Given problem » Return the material word for word. Do not include the pictures.

Dataset records »
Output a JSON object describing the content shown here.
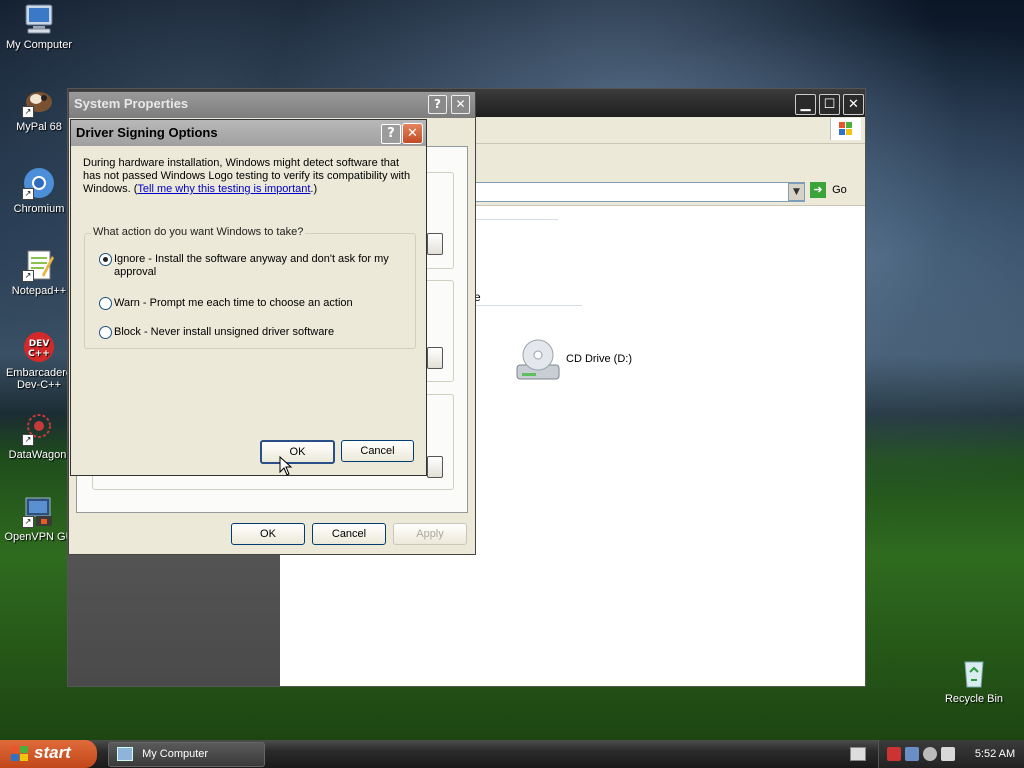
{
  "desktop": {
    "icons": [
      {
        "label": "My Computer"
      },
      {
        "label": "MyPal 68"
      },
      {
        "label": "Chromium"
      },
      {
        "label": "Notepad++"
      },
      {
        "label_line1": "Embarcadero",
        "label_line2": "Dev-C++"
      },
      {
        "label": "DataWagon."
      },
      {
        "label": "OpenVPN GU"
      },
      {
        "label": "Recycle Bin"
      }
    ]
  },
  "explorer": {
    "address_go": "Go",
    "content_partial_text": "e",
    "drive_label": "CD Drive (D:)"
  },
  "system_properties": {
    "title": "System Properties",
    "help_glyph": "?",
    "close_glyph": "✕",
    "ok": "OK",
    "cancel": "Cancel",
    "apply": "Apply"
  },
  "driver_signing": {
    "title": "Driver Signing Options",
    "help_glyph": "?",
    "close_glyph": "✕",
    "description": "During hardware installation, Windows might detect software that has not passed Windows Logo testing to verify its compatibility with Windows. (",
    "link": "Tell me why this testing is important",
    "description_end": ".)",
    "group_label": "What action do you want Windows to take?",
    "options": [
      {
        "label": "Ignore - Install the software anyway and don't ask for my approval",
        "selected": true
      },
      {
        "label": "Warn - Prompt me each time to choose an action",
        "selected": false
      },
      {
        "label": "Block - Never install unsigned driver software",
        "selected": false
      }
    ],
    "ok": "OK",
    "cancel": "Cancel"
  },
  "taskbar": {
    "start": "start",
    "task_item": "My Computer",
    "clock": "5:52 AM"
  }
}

Exercise result »
Output a JSON object describing the content shown here.
{
  "desktop": {
    "icons": [
      {
        "label": "My Computer"
      },
      {
        "label": "MyPal 68"
      },
      {
        "label": "Chromium"
      },
      {
        "label": "Notepad++"
      },
      {
        "label_line1": "Embarcadero",
        "label_line2": "Dev-C++"
      },
      {
        "label": "DataWagon."
      },
      {
        "label": "OpenVPN GU"
      },
      {
        "label": "Recycle Bin"
      }
    ]
  },
  "explorer": {
    "address_go": "Go",
    "content_partial_text": "e",
    "drive_label": "CD Drive (D:)"
  },
  "system_properties": {
    "title": "System Properties",
    "help_glyph": "?",
    "close_glyph": "✕",
    "ok": "OK",
    "cancel": "Cancel",
    "apply": "Apply"
  },
  "driver_signing": {
    "title": "Driver Signing Options",
    "help_glyph": "?",
    "close_glyph": "✕",
    "description": "During hardware installation, Windows might detect software that has not passed Windows Logo testing to verify its compatibility with Windows. (",
    "link": "Tell me why this testing is important",
    "description_end": ".)",
    "group_label": "What action do you want Windows to take?",
    "options": [
      {
        "label": "Ignore - Install the software anyway and don't ask for my approval",
        "selected": true
      },
      {
        "label": "Warn - Prompt me each time to choose an action",
        "selected": false
      },
      {
        "label": "Block - Never install unsigned driver software",
        "selected": false
      }
    ],
    "ok": "OK",
    "cancel": "Cancel"
  },
  "taskbar": {
    "start": "start",
    "task_item": "My Computer",
    "clock": "5:52 AM"
  }
}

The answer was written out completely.